## What this task involves
Identify the lines that include the word "Generated", then copy all of them.

## Material shown
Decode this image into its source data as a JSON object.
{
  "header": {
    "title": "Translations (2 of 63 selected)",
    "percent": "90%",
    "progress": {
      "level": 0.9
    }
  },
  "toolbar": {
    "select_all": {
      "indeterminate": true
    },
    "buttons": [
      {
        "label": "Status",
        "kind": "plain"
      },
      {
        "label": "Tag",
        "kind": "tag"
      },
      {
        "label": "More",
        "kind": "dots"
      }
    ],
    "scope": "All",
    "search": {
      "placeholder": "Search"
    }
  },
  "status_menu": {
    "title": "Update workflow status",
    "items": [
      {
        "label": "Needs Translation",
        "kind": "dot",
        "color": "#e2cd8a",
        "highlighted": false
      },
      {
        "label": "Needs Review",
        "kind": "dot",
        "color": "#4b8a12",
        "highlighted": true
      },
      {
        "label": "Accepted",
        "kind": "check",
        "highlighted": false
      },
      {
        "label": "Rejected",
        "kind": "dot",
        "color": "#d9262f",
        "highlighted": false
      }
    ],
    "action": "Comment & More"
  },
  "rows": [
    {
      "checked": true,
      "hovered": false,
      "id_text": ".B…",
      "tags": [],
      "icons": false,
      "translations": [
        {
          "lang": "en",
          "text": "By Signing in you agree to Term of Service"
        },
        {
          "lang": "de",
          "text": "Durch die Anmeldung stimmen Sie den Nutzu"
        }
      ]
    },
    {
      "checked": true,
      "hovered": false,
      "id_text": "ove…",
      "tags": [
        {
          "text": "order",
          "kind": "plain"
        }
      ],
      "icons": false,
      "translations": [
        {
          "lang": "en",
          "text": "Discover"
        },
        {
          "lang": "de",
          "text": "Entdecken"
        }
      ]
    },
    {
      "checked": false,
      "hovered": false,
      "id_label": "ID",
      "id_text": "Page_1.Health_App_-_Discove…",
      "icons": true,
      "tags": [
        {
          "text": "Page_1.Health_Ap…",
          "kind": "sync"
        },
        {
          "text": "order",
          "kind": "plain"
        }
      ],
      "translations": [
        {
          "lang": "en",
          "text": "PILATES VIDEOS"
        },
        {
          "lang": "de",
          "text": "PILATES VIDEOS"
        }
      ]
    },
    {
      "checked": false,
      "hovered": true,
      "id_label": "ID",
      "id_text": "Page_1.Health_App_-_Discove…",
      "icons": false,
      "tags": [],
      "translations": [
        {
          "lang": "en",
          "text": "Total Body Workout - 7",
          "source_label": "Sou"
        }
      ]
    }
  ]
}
* * *
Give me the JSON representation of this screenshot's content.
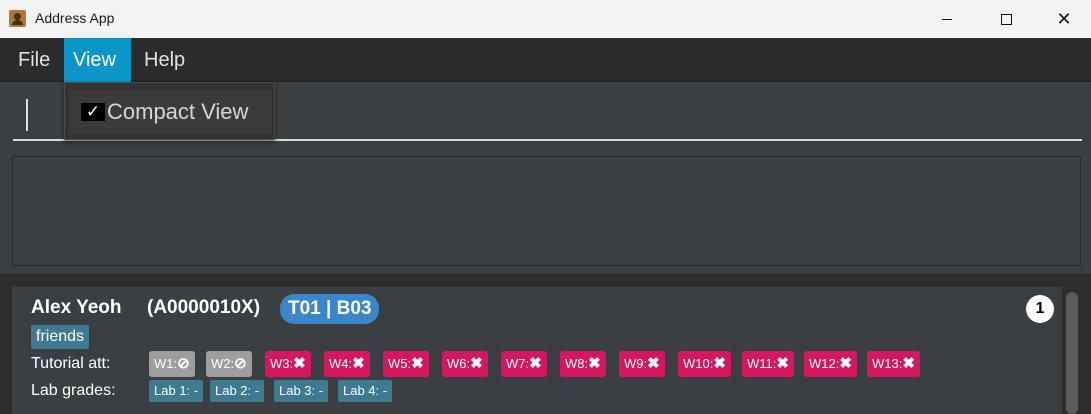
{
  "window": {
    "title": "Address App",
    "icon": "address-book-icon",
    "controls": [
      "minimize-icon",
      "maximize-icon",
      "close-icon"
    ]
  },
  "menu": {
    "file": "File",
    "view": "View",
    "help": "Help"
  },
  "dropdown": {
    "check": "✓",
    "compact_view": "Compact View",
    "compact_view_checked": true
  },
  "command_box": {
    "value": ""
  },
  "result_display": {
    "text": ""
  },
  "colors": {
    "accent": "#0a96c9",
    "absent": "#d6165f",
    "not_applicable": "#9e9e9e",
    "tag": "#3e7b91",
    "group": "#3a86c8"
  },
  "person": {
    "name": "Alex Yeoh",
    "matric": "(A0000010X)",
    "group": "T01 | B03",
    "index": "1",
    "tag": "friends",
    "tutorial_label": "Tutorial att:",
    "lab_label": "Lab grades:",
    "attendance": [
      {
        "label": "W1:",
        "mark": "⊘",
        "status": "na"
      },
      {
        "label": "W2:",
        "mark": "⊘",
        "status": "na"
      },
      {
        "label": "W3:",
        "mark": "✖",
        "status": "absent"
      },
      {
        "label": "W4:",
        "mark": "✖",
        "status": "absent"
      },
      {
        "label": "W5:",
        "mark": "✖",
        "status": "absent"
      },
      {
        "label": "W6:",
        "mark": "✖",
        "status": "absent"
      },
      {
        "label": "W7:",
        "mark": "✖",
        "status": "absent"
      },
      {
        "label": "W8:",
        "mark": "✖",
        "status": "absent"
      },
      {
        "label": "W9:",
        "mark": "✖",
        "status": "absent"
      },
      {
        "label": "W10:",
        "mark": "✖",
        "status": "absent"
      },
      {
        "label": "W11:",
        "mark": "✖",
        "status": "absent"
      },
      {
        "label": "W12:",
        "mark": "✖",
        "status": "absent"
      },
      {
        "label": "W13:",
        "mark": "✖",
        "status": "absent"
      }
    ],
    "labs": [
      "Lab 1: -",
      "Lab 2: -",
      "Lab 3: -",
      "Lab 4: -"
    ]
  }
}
...
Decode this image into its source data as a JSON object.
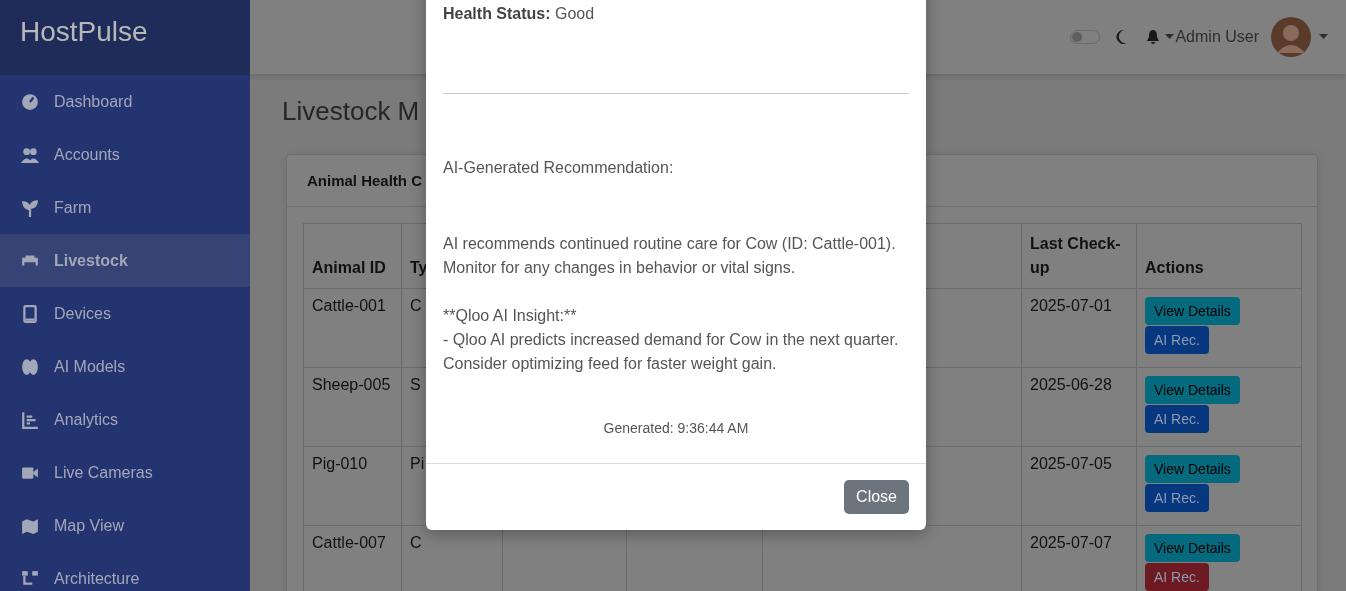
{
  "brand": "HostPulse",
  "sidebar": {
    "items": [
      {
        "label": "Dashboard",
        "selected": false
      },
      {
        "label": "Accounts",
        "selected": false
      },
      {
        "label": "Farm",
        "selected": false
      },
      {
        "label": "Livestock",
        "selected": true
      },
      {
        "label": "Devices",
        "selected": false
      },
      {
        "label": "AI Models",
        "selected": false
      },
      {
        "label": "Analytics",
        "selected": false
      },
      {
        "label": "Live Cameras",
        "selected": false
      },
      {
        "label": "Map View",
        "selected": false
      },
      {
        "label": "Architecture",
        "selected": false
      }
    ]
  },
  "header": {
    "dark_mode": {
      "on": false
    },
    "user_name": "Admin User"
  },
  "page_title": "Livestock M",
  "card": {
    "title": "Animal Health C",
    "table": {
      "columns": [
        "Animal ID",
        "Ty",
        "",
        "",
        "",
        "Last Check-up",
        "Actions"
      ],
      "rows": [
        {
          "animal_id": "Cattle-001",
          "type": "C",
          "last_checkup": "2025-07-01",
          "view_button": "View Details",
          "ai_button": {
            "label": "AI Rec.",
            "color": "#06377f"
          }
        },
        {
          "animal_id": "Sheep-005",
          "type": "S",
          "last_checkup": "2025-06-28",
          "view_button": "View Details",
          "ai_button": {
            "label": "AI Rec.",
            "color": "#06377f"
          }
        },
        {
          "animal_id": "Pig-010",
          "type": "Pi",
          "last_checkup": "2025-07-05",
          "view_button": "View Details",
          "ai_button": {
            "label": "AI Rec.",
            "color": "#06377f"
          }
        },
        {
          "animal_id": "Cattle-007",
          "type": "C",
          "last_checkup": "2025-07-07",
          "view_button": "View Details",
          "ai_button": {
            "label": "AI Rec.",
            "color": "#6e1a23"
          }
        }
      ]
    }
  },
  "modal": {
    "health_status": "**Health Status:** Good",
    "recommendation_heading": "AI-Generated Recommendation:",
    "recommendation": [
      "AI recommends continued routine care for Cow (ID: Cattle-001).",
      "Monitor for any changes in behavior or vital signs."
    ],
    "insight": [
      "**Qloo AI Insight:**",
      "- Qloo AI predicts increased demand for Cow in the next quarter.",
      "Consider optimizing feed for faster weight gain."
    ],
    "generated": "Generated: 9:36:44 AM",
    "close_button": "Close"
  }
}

## Response to the task
    "recommendation_heading": "AI-Generated Recommendation:",
    "generated": "Generated: 9:36:44 AM",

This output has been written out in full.